INPUT RECORDS:
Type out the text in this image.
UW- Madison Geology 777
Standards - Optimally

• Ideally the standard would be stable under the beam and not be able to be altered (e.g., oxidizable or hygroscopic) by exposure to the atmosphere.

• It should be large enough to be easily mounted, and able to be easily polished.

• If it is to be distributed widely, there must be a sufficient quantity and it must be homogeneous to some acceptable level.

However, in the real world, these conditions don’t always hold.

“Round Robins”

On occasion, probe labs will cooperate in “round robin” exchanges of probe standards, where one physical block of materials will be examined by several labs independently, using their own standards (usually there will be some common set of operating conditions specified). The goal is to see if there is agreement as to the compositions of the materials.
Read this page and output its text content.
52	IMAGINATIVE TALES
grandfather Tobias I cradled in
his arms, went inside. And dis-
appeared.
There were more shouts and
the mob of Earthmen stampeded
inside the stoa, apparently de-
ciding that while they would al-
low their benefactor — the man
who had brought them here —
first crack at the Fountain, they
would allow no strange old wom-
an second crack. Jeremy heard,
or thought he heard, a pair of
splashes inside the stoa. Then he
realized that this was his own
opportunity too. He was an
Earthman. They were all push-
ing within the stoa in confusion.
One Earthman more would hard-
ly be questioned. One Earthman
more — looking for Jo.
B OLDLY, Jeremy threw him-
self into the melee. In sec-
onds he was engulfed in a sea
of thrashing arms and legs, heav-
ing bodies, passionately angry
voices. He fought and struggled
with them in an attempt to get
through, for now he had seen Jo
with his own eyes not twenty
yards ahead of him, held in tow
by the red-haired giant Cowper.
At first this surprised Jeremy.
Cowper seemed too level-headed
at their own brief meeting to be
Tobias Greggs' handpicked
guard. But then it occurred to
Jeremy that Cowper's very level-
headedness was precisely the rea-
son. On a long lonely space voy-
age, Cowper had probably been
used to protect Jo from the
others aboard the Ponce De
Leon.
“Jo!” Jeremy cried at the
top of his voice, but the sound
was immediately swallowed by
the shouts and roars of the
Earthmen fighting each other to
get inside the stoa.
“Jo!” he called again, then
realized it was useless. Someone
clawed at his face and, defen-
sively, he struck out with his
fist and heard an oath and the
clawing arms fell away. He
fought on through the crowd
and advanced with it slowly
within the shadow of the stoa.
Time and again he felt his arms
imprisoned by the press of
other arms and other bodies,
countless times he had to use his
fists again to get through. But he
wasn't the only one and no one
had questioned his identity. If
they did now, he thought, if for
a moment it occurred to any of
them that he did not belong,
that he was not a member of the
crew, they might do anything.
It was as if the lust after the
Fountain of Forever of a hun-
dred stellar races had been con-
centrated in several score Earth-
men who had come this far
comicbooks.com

GIVEN INSTRUCTION:
From the listing above, collect every line that mentions the word "conditions".

FULL ANSWER:
However, in the real world, these conditions don’t always hold.
On occasion, probe labs will cooperate in “round robin” exchanges of probe standards, where one physical block of materials will be examined by several labs independently, using their own standards (usually there will be some common set of operating conditions specified). The goal is to see if there is agreement as to the compositions of the materials.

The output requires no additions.